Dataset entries

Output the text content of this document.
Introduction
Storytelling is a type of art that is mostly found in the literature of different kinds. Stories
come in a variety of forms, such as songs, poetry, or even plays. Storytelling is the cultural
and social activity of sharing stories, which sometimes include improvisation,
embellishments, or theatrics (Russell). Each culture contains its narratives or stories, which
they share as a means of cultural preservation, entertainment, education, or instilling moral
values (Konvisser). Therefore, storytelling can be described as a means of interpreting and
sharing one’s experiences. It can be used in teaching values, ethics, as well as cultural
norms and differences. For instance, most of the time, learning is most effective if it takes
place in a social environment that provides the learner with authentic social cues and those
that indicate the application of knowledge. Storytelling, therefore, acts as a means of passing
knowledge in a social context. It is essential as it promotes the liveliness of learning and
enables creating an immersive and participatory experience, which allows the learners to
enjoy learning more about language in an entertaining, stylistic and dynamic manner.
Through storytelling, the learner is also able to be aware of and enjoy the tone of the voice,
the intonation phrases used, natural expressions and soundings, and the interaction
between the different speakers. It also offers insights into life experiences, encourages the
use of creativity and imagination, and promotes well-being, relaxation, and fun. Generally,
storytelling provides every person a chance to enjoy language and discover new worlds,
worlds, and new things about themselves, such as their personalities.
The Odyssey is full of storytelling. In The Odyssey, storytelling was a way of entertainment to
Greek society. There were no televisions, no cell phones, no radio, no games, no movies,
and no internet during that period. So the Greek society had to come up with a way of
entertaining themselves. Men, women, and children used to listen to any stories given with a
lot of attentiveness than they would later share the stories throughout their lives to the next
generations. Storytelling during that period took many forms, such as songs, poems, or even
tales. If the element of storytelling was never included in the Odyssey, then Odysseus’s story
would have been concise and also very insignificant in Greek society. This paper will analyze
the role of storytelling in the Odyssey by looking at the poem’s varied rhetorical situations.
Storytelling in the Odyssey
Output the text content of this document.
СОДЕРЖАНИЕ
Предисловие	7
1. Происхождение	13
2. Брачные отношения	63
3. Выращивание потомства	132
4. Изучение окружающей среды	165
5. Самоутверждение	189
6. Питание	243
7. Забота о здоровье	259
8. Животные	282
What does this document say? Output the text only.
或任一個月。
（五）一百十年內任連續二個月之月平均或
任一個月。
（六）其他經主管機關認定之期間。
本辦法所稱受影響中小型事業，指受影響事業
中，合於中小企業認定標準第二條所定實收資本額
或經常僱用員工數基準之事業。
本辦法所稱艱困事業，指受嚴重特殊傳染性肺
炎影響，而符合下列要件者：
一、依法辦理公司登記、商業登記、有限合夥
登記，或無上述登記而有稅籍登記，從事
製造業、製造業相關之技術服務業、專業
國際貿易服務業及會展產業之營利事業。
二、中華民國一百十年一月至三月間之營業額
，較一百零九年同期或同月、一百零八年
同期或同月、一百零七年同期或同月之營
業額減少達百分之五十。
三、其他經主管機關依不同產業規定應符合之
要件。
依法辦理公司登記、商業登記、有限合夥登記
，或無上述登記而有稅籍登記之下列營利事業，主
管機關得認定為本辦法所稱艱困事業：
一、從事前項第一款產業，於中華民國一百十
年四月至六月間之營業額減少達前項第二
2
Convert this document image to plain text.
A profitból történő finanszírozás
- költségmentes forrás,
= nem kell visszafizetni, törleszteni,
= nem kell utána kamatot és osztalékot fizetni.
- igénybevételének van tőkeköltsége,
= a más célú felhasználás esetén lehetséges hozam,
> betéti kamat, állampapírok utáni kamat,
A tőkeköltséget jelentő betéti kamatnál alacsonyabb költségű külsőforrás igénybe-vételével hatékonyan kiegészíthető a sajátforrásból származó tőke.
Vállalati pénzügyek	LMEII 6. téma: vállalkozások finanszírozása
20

* [GOAL]
All of the data shown above must be copied exactly.

* [FINAL RESULT]
Output the text content of this document.
Introduction
Storytelling is a type of art that is mostly found in the literature of different kinds. Stories
come in a variety of forms, such as songs, poetry, or even plays. Storytelling is the cultural
and social activity of sharing stories, which sometimes include improvisation,
embellishments, or theatrics (Russell). Each culture contains its narratives or stories, which
they share as a means of cultural preservation, entertainment, education, or instilling moral
values (Konvisser). Therefore, storytelling can be described as a means of interpreting and
sharing one’s experiences. It can be used in teaching values, ethics, as well as cultural
norms and differences. For instance, most of the time, learning is most effective if it takes
place in a social environment that provides the learner with authentic social cues and those
that indicate the application of knowledge. Storytelling, therefore, acts as a means of passing
knowledge in a social context. It is essential as it promotes the liveliness of learning and
enables creating an immersive and participatory experience, which allows the learners to
enjoy learning more about language in an entertaining, stylistic and dynamic manner.
Through storytelling, the learner is also able to be aware of and enjoy the tone of the voice,
the intonation phrases used, natural expressions and soundings, and the interaction
between the different speakers. It also offers insights into life experiences, encourages the
use of creativity and imagination, and promotes well-being, relaxation, and fun. Generally,
storytelling provides every person a chance to enjoy language and discover new worlds,
worlds, and new things about themselves, such as their personalities.
The Odyssey is full of storytelling. In The Odyssey, storytelling was a way of entertainment to
Greek society. There were no televisions, no cell phones, no radio, no games, no movies,
and no internet during that period. So the Greek society had to come up with a way of
entertaining themselves. Men, women, and children used to listen to any stories given with a
lot of attentiveness than they would later share the stories throughout their lives to the next
generations. Storytelling during that period took many forms, such as songs, poems, or even
tales. If the element of storytelling was never included in the Odyssey, then Odysseus’s story
would have been concise and also very insignificant in Greek society. This paper will analyze
the role of storytelling in the Odyssey by looking at the poem’s varied rhetorical situations.
Storytelling in the Odyssey
Output the text content of this document.
СОДЕРЖАНИЕ
Предисловие	7
1. Происхождение	13
2. Брачные отношения	63
3. Выращивание потомства	132
4. Изучение окружающей среды	165
5. Самоутверждение	189
6. Питание	243
7. Забота о здоровье	259
8. Животные	282
What does this document say? Output the text only.
或任一個月。
（五）一百十年內任連續二個月之月平均或
任一個月。
（六）其他經主管機關認定之期間。
本辦法所稱受影響中小型事業，指受影響事業
中，合於中小企業認定標準第二條所定實收資本額
或經常僱用員工數基準之事業。
本辦法所稱艱困事業，指受嚴重特殊傳染性肺
炎影響，而符合下列要件者：
一、依法辦理公司登記、商業登記、有限合夥
登記，或無上述登記而有稅籍登記，從事
製造業、製造業相關之技術服務業、專業
國際貿易服務業及會展產業之營利事業。
二、中華民國一百十年一月至三月間之營業額
，較一百零九年同期或同月、一百零八年
同期或同月、一百零七年同期或同月之營
業額減少達百分之五十。
三、其他經主管機關依不同產業規定應符合之
要件。
依法辦理公司登記、商業登記、有限合夥登記
，或無上述登記而有稅籍登記之下列營利事業，主
管機關得認定為本辦法所稱艱困事業：
一、從事前項第一款產業，於中華民國一百十
年四月至六月間之營業額減少達前項第二
2
Convert this document image to plain text.
A profitból történő finanszírozás
- költségmentes forrás,
= nem kell visszafizetni, törleszteni,
= nem kell utána kamatot és osztalékot fizetni.
- igénybevételének van tőkeköltsége,
= a más célú felhasználás esetén lehetséges hozam,
> betéti kamat, állampapírok utáni kamat,
A tőkeköltséget jelentő betéti kamatnál alacsonyabb költségű külsőforrás igénybe-vételével hatékonyan kiegészíthető a sajátforrásból származó tőke.
Vállalati pénzügyek	LMEII 6. téma: vállalkozások finanszírozása
20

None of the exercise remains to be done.